> Required work:
Present every line in which the string "модели" appears.

> Source material:
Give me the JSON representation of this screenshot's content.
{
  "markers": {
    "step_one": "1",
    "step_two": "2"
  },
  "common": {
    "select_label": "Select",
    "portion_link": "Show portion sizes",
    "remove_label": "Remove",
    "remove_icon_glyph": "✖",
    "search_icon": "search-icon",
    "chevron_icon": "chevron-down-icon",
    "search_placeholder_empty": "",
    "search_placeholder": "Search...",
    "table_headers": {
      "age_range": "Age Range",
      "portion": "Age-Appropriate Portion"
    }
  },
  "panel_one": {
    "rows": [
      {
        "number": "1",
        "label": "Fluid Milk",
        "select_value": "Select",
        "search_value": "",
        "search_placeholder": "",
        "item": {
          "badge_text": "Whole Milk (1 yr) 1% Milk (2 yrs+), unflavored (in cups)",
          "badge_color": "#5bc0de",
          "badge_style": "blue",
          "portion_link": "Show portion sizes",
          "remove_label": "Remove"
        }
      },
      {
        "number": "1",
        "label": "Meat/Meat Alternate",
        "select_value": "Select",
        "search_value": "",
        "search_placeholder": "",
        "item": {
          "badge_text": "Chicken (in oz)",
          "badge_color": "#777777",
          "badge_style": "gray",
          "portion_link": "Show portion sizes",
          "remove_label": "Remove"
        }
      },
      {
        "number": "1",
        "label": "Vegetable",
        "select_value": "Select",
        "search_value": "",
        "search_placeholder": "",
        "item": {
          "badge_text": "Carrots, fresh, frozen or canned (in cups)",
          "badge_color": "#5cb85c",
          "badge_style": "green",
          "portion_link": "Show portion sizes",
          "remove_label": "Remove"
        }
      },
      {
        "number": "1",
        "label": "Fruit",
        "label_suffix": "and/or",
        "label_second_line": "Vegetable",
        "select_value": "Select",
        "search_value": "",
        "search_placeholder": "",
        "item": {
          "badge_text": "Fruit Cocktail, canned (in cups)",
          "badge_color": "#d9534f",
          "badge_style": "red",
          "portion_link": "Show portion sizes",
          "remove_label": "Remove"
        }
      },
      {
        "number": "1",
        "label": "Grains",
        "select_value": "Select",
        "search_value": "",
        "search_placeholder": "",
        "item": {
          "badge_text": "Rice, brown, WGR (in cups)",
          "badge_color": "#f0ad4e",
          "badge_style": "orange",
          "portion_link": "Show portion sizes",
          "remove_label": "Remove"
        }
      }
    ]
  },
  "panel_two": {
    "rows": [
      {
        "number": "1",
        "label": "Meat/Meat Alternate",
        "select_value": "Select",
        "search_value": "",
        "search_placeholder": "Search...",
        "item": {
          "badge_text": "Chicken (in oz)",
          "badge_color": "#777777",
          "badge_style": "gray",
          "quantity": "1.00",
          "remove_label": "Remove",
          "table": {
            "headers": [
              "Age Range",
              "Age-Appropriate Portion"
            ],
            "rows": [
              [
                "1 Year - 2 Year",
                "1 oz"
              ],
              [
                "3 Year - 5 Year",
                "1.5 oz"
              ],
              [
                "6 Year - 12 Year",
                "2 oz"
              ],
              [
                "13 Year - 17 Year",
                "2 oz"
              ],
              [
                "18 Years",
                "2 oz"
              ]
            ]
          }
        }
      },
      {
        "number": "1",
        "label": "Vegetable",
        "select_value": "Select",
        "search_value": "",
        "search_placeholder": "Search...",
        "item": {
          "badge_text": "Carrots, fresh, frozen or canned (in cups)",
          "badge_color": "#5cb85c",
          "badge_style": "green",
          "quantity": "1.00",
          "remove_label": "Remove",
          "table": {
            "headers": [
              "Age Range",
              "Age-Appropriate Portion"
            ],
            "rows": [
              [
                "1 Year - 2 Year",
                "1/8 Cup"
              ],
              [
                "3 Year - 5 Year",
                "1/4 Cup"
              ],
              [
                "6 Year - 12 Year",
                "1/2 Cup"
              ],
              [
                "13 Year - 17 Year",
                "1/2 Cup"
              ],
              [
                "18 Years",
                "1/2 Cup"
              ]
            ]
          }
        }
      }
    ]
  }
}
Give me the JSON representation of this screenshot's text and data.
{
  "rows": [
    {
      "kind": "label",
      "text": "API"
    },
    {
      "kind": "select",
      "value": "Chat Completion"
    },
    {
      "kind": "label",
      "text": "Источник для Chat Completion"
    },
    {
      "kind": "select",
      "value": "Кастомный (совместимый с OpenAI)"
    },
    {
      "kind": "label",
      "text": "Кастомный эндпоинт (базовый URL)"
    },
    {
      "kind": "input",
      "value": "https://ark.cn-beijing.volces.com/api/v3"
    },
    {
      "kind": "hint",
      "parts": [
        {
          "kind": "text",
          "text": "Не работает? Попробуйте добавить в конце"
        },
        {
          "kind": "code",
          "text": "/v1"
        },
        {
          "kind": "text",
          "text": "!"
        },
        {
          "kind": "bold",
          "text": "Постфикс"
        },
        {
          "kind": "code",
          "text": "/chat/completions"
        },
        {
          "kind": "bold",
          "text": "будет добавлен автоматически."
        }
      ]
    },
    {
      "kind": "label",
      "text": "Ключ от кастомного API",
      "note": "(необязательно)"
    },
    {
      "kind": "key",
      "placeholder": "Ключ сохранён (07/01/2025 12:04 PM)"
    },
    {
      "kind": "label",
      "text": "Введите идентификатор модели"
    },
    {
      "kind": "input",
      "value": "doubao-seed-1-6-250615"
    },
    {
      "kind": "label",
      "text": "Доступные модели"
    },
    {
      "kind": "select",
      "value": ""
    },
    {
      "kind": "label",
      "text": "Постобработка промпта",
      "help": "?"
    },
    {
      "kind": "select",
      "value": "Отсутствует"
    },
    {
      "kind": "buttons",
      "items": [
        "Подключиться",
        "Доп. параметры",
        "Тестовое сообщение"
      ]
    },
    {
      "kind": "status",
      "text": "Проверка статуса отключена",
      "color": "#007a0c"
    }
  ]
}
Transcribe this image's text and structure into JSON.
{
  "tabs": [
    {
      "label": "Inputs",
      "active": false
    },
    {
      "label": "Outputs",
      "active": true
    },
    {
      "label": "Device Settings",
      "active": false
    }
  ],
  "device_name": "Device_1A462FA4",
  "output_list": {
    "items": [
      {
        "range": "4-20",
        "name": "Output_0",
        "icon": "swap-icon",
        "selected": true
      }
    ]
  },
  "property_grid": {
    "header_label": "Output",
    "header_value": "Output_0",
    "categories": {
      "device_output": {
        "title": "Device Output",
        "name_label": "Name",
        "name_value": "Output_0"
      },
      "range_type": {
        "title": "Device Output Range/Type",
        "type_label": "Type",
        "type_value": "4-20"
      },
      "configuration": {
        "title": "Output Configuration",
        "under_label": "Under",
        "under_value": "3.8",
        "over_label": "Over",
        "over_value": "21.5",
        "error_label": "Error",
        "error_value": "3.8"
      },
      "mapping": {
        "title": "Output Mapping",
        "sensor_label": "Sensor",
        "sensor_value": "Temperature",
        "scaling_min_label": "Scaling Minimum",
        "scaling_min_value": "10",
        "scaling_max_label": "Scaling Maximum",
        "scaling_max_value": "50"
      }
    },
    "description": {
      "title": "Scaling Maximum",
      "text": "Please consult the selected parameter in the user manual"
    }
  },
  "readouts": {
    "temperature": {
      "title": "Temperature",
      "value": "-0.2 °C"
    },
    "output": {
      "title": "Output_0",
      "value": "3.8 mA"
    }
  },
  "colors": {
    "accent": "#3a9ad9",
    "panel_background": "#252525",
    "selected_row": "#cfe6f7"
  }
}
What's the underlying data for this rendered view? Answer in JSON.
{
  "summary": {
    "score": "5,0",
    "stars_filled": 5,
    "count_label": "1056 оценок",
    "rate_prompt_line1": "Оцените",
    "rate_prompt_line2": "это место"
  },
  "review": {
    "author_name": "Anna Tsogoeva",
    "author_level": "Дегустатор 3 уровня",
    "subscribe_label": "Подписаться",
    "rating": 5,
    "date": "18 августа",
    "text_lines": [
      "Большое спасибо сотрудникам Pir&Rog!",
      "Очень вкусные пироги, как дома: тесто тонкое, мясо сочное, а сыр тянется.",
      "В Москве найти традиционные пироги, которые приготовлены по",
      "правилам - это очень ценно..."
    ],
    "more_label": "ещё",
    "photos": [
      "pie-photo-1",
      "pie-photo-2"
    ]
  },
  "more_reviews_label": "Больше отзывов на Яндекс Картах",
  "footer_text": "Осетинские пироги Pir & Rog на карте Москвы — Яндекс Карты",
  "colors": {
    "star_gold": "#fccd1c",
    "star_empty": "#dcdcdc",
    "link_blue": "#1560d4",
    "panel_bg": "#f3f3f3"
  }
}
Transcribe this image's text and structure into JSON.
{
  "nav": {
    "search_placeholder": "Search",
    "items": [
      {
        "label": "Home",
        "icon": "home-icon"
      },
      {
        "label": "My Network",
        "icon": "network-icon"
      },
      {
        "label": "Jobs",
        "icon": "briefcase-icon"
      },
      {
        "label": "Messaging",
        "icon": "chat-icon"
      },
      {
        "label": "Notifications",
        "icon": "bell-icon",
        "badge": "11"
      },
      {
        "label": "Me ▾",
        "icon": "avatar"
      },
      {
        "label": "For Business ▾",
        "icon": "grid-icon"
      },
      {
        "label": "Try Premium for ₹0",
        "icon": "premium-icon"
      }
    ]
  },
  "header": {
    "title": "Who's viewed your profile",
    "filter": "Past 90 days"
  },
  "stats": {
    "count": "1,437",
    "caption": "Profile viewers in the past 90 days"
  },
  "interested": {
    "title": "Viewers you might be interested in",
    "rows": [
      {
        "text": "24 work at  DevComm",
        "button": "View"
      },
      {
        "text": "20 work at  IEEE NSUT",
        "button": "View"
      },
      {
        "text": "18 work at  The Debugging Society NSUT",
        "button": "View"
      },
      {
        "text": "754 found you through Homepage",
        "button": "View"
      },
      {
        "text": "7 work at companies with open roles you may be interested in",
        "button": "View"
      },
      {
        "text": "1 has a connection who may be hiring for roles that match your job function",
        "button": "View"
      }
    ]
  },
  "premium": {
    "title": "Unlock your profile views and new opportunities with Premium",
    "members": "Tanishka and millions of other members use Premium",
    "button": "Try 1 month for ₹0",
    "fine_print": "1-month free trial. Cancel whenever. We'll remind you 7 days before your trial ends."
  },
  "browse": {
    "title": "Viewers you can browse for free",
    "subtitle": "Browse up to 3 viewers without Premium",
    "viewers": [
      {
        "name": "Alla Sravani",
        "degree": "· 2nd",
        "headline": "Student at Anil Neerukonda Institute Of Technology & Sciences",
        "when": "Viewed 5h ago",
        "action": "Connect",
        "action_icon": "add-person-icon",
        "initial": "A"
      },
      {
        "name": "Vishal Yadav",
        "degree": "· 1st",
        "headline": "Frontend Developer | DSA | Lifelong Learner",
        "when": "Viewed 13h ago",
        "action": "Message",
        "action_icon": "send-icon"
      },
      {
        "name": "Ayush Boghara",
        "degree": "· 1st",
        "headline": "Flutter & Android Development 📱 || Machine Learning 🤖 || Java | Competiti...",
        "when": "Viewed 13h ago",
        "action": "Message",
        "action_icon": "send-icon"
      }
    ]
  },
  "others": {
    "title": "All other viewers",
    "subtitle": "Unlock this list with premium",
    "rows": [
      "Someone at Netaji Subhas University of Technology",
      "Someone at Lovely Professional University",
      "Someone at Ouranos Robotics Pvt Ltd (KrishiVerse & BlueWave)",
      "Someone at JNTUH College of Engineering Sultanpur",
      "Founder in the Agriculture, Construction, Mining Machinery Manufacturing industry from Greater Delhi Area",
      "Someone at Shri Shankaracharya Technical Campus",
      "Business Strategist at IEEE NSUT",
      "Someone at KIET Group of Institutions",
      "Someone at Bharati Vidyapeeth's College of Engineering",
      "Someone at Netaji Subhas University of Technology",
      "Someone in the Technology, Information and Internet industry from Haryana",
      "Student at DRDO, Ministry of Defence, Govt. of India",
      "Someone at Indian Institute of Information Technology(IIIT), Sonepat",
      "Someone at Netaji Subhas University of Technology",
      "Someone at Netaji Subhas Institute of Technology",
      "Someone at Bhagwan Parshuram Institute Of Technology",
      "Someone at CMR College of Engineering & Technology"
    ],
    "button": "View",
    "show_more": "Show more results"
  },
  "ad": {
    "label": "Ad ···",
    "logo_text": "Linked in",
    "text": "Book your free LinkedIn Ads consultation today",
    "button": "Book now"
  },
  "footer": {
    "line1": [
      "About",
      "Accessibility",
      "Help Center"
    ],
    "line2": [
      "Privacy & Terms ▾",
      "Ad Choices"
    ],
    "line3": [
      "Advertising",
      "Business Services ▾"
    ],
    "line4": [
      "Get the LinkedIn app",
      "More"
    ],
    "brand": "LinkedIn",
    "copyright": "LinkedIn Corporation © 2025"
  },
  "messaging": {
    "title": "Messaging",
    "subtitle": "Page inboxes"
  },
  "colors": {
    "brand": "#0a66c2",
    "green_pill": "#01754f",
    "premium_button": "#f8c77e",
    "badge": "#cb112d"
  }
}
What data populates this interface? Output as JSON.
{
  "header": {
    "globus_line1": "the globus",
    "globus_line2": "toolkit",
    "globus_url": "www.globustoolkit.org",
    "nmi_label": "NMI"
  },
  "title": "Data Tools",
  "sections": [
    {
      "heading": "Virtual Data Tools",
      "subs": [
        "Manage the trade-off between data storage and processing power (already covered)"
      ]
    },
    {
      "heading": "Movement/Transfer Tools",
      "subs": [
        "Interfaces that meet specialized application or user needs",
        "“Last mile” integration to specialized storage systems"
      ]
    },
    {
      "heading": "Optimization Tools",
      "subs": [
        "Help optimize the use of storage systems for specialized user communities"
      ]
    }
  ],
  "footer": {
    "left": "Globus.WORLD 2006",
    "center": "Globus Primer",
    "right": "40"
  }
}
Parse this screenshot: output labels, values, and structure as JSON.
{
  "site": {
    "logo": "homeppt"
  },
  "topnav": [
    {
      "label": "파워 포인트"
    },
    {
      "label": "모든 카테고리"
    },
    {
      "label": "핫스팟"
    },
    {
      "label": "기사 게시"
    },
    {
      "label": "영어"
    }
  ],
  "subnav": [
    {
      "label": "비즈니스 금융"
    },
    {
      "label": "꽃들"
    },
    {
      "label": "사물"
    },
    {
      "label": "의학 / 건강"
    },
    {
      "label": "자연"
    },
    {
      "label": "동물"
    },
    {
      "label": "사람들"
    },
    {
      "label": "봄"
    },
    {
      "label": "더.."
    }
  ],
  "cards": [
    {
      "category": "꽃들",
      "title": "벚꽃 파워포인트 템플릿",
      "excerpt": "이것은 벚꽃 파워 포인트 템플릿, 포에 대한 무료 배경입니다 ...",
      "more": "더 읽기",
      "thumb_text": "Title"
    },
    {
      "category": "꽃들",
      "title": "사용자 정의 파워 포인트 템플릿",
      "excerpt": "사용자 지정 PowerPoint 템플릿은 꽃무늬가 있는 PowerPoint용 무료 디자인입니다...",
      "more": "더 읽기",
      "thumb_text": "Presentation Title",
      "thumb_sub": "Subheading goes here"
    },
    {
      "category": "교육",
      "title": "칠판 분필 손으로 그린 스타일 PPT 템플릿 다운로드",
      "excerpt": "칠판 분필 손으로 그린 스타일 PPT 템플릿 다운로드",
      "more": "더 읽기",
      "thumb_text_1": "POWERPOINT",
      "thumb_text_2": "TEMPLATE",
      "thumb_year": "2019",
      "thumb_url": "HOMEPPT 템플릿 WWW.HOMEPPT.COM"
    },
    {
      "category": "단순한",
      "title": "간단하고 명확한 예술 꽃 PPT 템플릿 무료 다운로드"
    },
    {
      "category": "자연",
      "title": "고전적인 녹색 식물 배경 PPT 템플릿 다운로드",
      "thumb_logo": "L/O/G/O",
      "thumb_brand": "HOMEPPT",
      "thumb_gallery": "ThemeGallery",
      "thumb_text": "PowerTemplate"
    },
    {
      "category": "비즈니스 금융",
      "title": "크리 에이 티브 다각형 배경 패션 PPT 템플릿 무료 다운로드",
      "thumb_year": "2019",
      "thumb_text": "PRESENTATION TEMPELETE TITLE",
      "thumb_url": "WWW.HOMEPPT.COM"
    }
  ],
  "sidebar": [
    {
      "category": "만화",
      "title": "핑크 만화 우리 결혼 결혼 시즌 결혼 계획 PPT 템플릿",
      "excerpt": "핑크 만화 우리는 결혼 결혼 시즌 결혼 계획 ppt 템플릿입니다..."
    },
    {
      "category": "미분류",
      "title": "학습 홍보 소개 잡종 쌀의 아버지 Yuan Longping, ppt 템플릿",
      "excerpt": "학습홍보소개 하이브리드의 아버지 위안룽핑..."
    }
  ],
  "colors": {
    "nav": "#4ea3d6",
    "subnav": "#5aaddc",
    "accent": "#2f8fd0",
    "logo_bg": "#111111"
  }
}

> Answer to the problem:
      "text": "Введите идентификатор модели"
      "text": "Доступные модели"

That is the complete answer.